Young, old need meeting of the minds
I’m feeling older every day.
That’s my mindset as this 43-year-old looks over the Mindset List for the college Class of 2016.
The list, according to the Associated Press, has been compiled every year since 1998 by two officials at Beloit College in southeastern Wisconsin. The 75-item list is a “nonscientific compilation (that) is meant to remind teachers that college freshmen, born mostly in 1994, see the world in a much different way.”
In other words, it’s a statement that, for many young people, “that’s the way it’s always been.” Or perhaps there are things that they just have not experienced.
No. 48, “They grew up, somehow, without the benefits of ‘Romper Room.'” speaks to that point. Say “Magic Mirror” followed by a string of “I see (various children’s names)” to today’s young people and I have no doubt a quizzical look will be your reply.
The items on the list, which can be seen at www.beloit.edu/mindset/2016, touch on a wide range of differences in experiences between today’s young people and those of yesteryear who, like me, are today’s adults. Some deal with positive societal changes, others negative and then others are treated as matter of fact developments.

########

**LIST OF TASKS**
a: Print the part of the Mindset List column that opens with the words containing "The items on" and closes with "of fact developments.".
b: Name every calendar year that appears in the Mindset List column, listing each one once.
c: Answer these questions using the Mindset List column:
(i) How many entries does the list contain?
(ii) What number does the list give to the entry about "Romper Room"?
(iii) How old is the writer of the column?

########

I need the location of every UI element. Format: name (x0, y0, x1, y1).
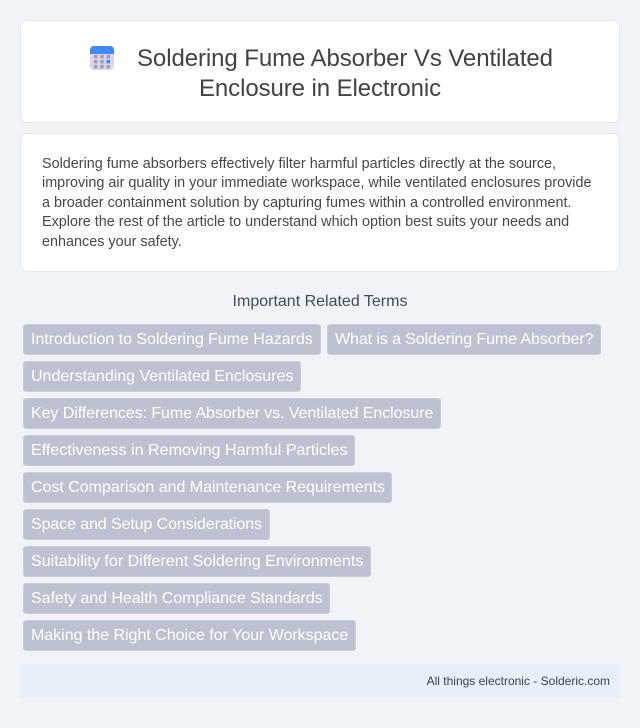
tag: Effectiveness in Removing Harmful Particles (31, 442, 348, 459)
intro paragraph: Soldering fume absorbers effectively filter harmful particles directly at the source, (42, 156, 556, 172)
intro paragraph: improving air quality in your immediate workspace, while ventilated enclosures provide (42, 175, 592, 191)
title: Soldering Fume Absorber Vs Ventilated (137, 45, 553, 72)
title: Enclosure in Electronic (199, 75, 441, 102)
panel: introduction text (20, 133, 620, 272)
tag: Suitability for Different Soldering Environments (31, 553, 363, 570)
tag (23, 324, 321, 355)
tag: Safety and Health Compliance Standards (31, 590, 323, 607)
tag: Space and Setup Considerations (31, 516, 262, 533)
tag: Key Differences: Fume Absorber vs. Ventilated Enclosure (31, 405, 433, 422)
tag: What is a Soldering Fume Absorber? (335, 331, 593, 348)
tag: Cost Comparison and Maintenance Requirements (31, 479, 385, 496)
intro paragraph (42, 156, 592, 250)
intro paragraph: a broader containment solution by capturing fumes within a controlled environment. (42, 195, 572, 211)
intro paragraph: enhances your safety. (42, 234, 182, 250)
tag (23, 546, 371, 577)
tag (23, 509, 270, 540)
tag (23, 583, 330, 614)
tag (23, 361, 301, 392)
tag: Making the Right Choice for Your Workspace (31, 627, 348, 644)
icon: calendar grid (90, 46, 114, 70)
heading: important related terms: Important Related Terms (233, 293, 407, 310)
title (137, 45, 553, 102)
tag: Understanding Ventilated Enclosures (31, 368, 293, 385)
intro paragraph: Explore the rest of the article to understand which option best suits your needs and (42, 214, 569, 230)
tag list (23, 324, 601, 651)
tag (23, 435, 355, 466)
tag (23, 620, 356, 651)
tag (23, 398, 441, 429)
footer text: All things electronic - Solderic.com (427, 674, 610, 688)
panel: title card (20, 20, 620, 123)
footer bar (20, 664, 620, 698)
tag (327, 324, 601, 355)
tag (23, 472, 392, 503)
tag: Introduction to Soldering Fume Hazards (31, 331, 313, 348)
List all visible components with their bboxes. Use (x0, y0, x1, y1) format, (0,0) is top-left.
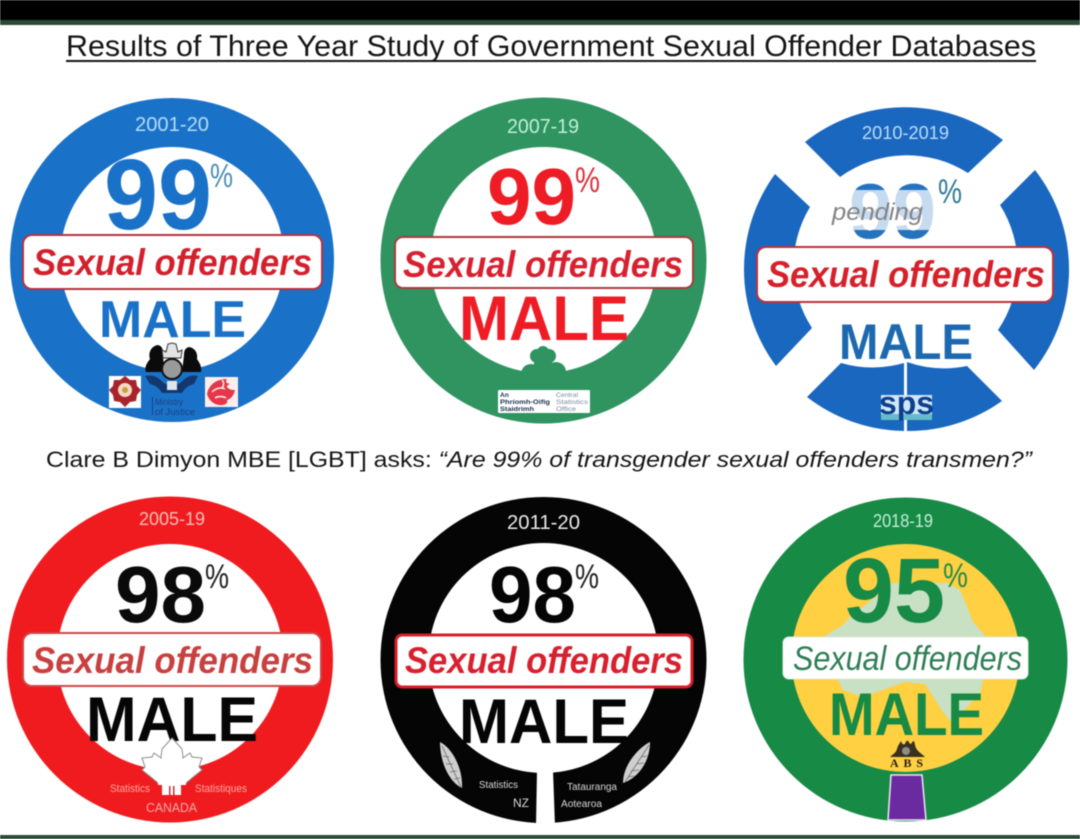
ministry of justice caption: of Justice (155, 407, 195, 418)
percentage 99: 99 (487, 152, 576, 241)
MALE: MALE (99, 291, 246, 349)
statistics canada caption (110, 783, 247, 815)
icon: ABS crest: ABS (890, 756, 923, 770)
icon: ABS crest (890, 741, 925, 770)
date range: 2005-19 (139, 509, 205, 529)
date range: 2001-20 (135, 114, 209, 136)
green ring with yellow centre (744, 498, 1068, 822)
statistics canada caption: Statistics (110, 783, 150, 795)
MALE: MALE (86, 685, 258, 755)
statistics canada caption: CANADA (146, 800, 197, 815)
green ring (380, 98, 706, 424)
panel: Statistics NZ 98% (380, 497, 706, 826)
title: Results of Three Year Study of Government Sexual Offender Databases (66, 30, 1036, 63)
panel: Statistics Canada 98% (7, 496, 333, 822)
percentage 99: % (210, 157, 233, 194)
quote line: Clare B Dimyon MBE [LGBT] asks: “Are 99% of transgender sexual offenders transmen?” (46, 447, 1034, 472)
sexual offenders label: Sexual offenders (405, 640, 683, 681)
icon: royal crest (145, 343, 201, 393)
red ring (7, 496, 333, 822)
black ring (380, 497, 706, 826)
icon: left fern feather (440, 742, 462, 788)
percentage 99 pending: 99 (849, 167, 936, 255)
central statistics office caption: Statistics (556, 399, 589, 406)
icon: right fern feather (623, 742, 650, 783)
statistics nz caption: NZ (513, 796, 529, 810)
sexual offenders label: Sexual offenders (32, 640, 313, 681)
bottom bar (0, 835, 1080, 839)
percentage 98: % (205, 558, 229, 596)
icon: red rose (109, 376, 141, 408)
blue ring (10, 98, 334, 422)
panel: Central Statistics Office 99% (380, 98, 706, 424)
map of Australia (823, 583, 987, 723)
central statistics office caption: Staidrimh (500, 406, 534, 413)
central statistics office caption: An (500, 392, 509, 399)
percentage 98: % (575, 558, 599, 596)
segmented blue ring (744, 107, 1069, 431)
sexual offenders label: Sexual offenders (767, 254, 1045, 295)
percentage 99 pending: % (938, 173, 962, 211)
top bar (0, 0, 1080, 25)
central statistics office caption (498, 390, 590, 413)
percentage 99 pending: 99 (849, 167, 936, 255)
statistics nz caption: Tatauranga (567, 782, 617, 793)
MALE: MALE (829, 681, 984, 748)
percentage 99 pending: pending (831, 199, 924, 226)
sexual offenders label: Sexual offenders (403, 244, 683, 285)
panel: Scottish Prison Service pending (744, 107, 1069, 431)
percentage 99 pending (830, 178, 962, 240)
percentage 95: % (943, 557, 968, 595)
MALE: MALE (459, 284, 629, 354)
percentage 95: 95 (843, 540, 945, 642)
ministry of justice caption: Ministry (155, 397, 183, 408)
icon: sps logo: sps (879, 385, 934, 421)
sexual offenders label: Sexual offenders (793, 640, 1022, 678)
statistics nz caption: Aotearoa (561, 799, 602, 810)
MALE: MALE (839, 314, 973, 370)
icon: maple leaf (142, 738, 202, 795)
MALE: MALE (459, 687, 629, 757)
panel: Ministry of Justice 99% (10, 98, 334, 422)
date range: 2007-19 (507, 116, 579, 138)
percentage 98: 98 (489, 550, 576, 639)
panel: Australian Bureau of Statistics 95% (744, 498, 1068, 822)
icon: red dragon (205, 377, 238, 407)
percentage 98: 98 (115, 550, 206, 639)
date range: 2010-2019 (862, 123, 949, 143)
percentage 99: 99 (104, 139, 212, 251)
statistics nz caption (479, 780, 617, 810)
icon: shamrock (521, 346, 566, 384)
percentage 99: % (575, 161, 600, 200)
date range: 2011-20 (507, 512, 580, 534)
central statistics office caption: Office (556, 406, 576, 413)
statistics canada caption: Statistiques (195, 783, 247, 795)
central statistics office caption: Phríomh-Oifig (500, 399, 550, 406)
purple tab (888, 775, 926, 820)
ministry of justice caption (152, 397, 195, 418)
central statistics office caption: Central (556, 392, 579, 399)
date range: 2018-19 (873, 511, 933, 531)
sexual offenders label: Sexual offenders (33, 242, 312, 283)
statistics nz caption: Statistics (479, 780, 518, 791)
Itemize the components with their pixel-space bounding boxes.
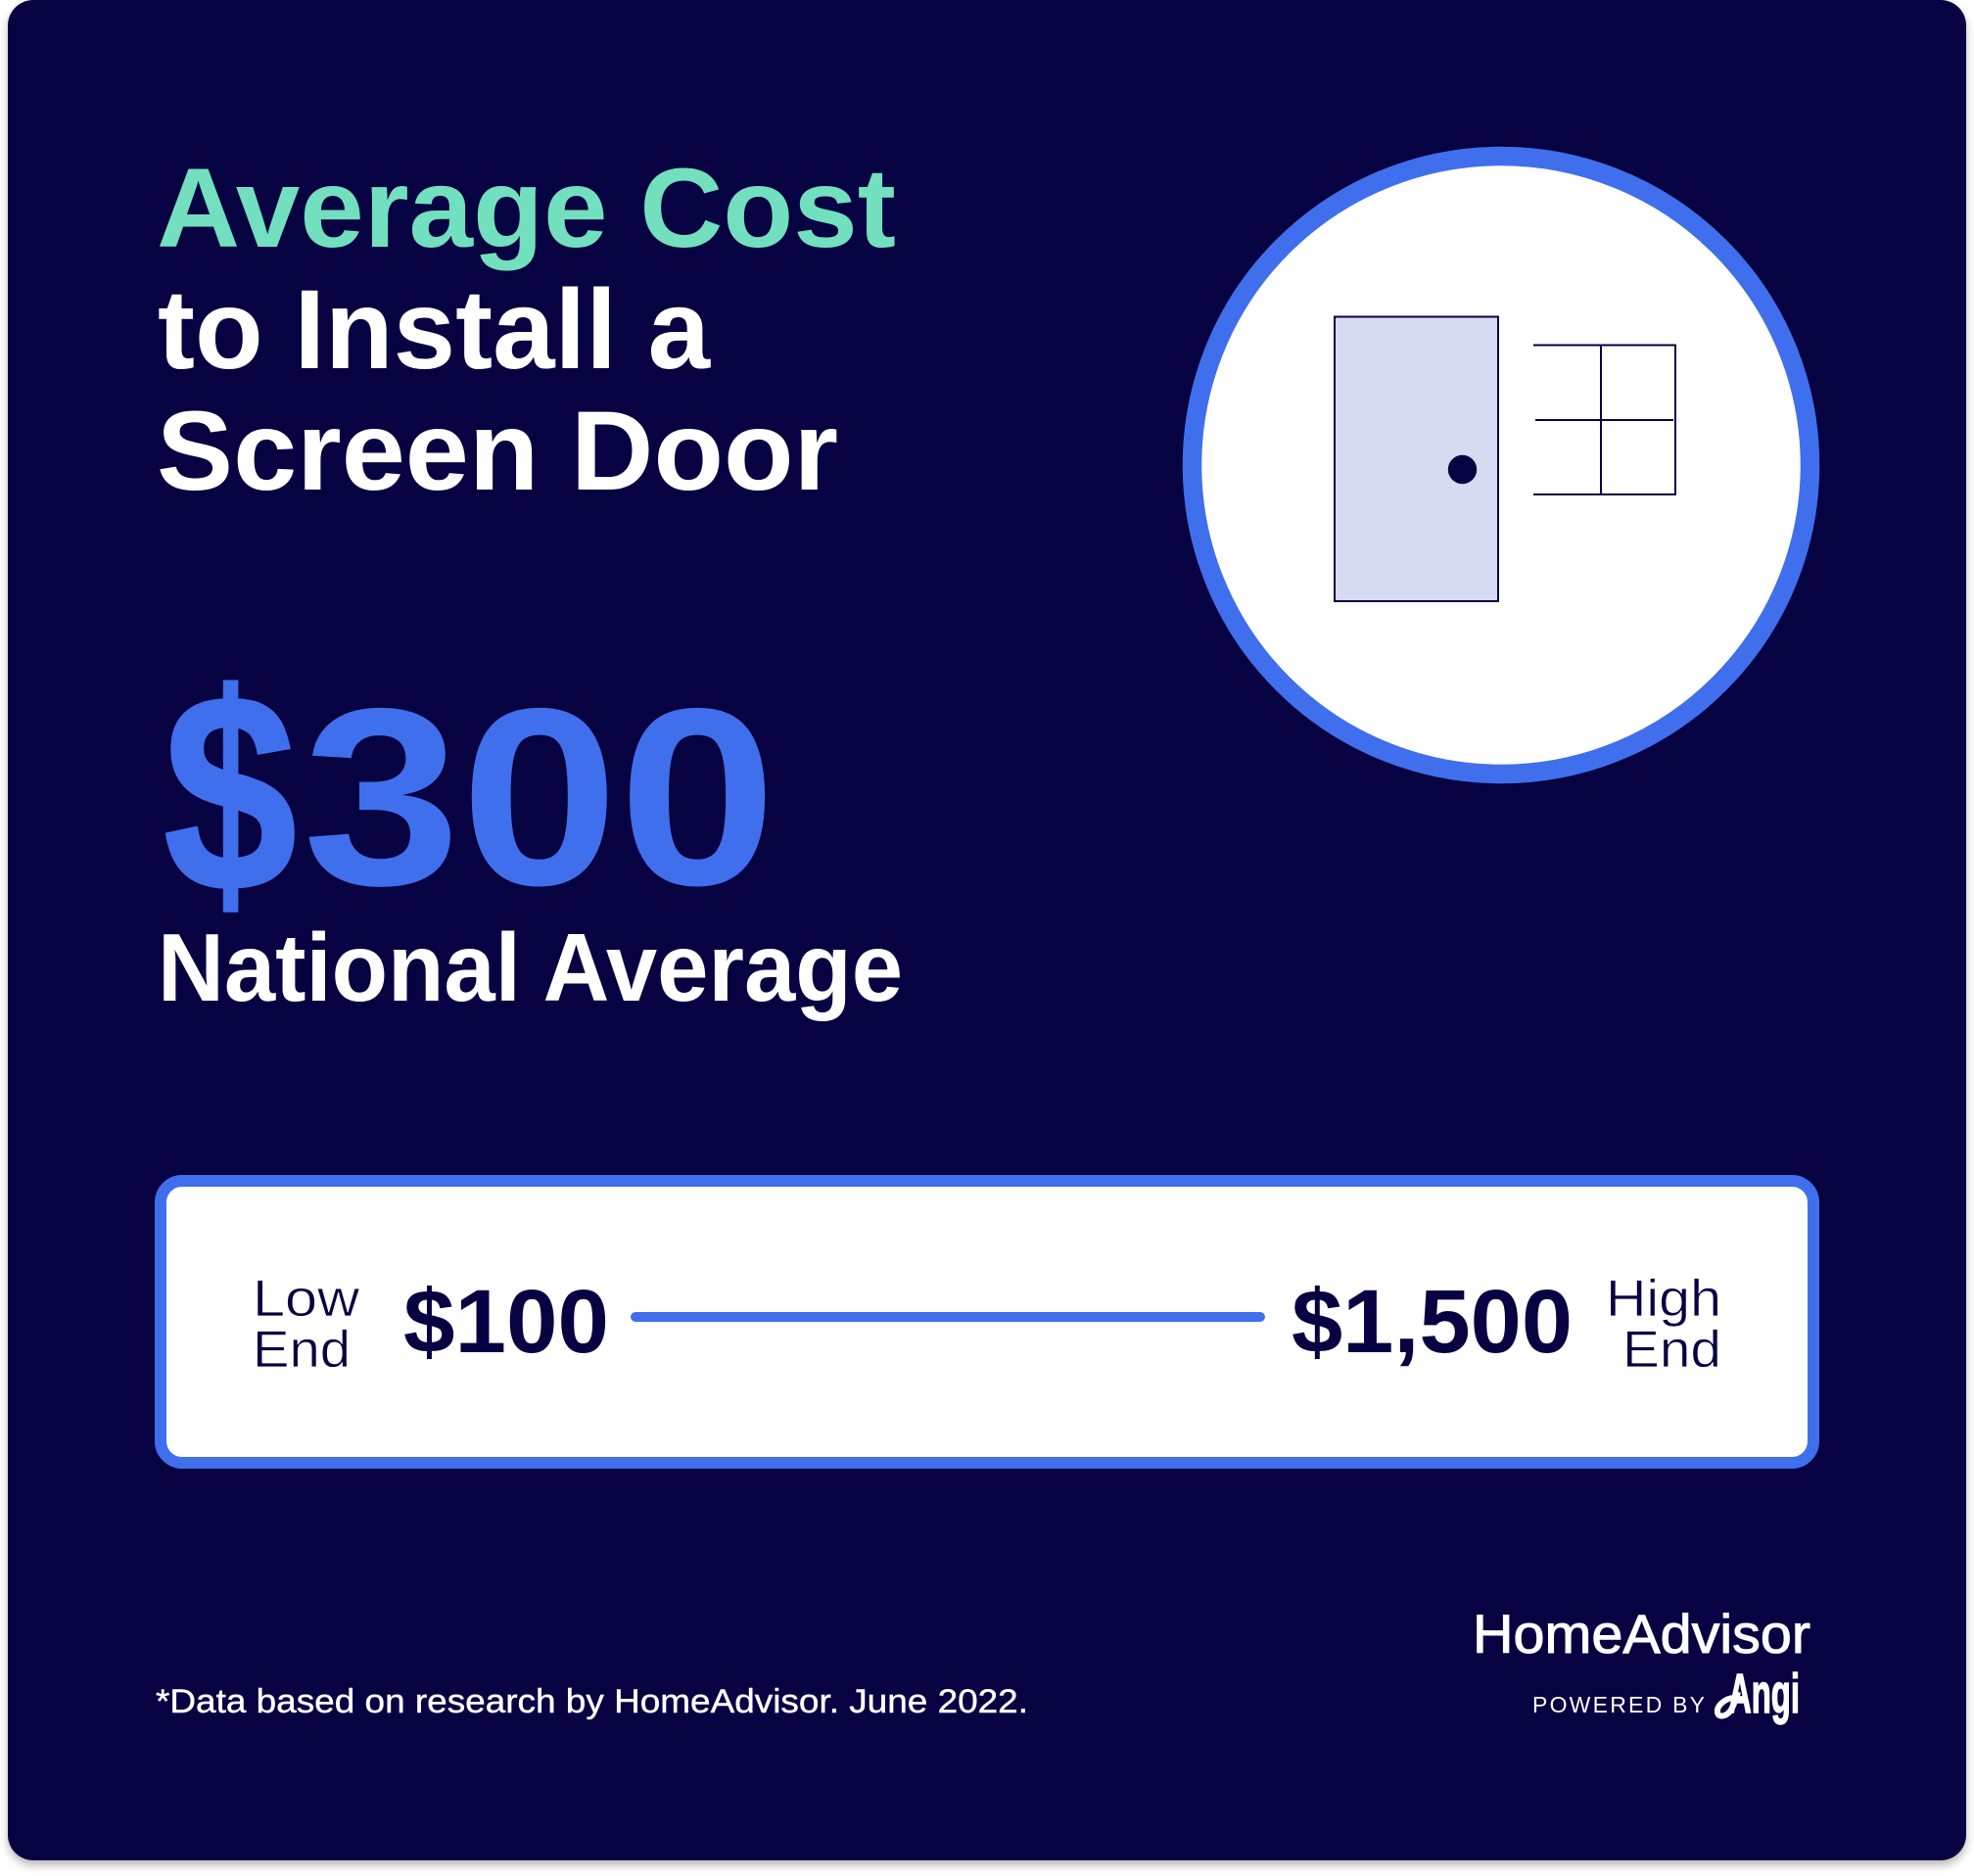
title line: Average Cost: Average Cost bbox=[157, 146, 896, 271]
dollar sign: $ bbox=[164, 635, 297, 950]
high end label: End bbox=[1622, 1321, 1721, 1379]
price digits: 300 bbox=[303, 655, 776, 938]
door bbox=[1335, 317, 1498, 601]
Angi swash bbox=[1717, 1692, 1738, 1716]
panel: cost range bbox=[161, 1181, 1813, 1463]
high end label: High bbox=[1606, 1270, 1721, 1328]
range line bbox=[631, 1312, 1265, 1322]
logo: HomeAdvisor powered by Angi bbox=[1473, 1603, 1810, 1725]
low end label: Low bbox=[253, 1270, 360, 1328]
title line: Screen Door: Screen Door bbox=[157, 389, 838, 514]
window bbox=[1533, 345, 1675, 494]
national average label: National Average bbox=[158, 914, 903, 1021]
HomeAdvisor wordmark: HomeAdvisor bbox=[1473, 1603, 1810, 1665]
circle badge bbox=[1193, 157, 1810, 774]
door knob bbox=[1448, 455, 1477, 484]
low end label bbox=[253, 1270, 360, 1379]
footnote: *Data based on research by HomeAdvisor. June 2022. bbox=[156, 1683, 1028, 1720]
powered by text: POWERED BY bbox=[1532, 1692, 1705, 1717]
range box bbox=[161, 1181, 1813, 1463]
high end price: $1,500 bbox=[1292, 1272, 1573, 1372]
low end price: $100 bbox=[403, 1272, 609, 1372]
high end label bbox=[1606, 1270, 1721, 1379]
title line: to Install a: to Install a bbox=[158, 267, 711, 393]
icon: door and window in circle bbox=[1193, 157, 1810, 774]
national average price bbox=[164, 635, 776, 950]
title bbox=[157, 146, 896, 514]
low end label: End bbox=[253, 1321, 351, 1379]
Angi wordmark: Angi bbox=[1728, 1663, 1800, 1725]
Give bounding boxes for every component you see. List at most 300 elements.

########

**FINAL RESULTS**
a:
The items on the list, which can be seen at www.beloit.edu/mindset/2016, touch on a wide range of differences in experiences between today’s young people and those of yesteryear who, like me, are today’s adults. Some deal with positive societal changes, others negative and then others are treated as matter of fact developments.

b:
2016
1998
1994

c:
(i) 75
(ii) No. 48
(iii) 43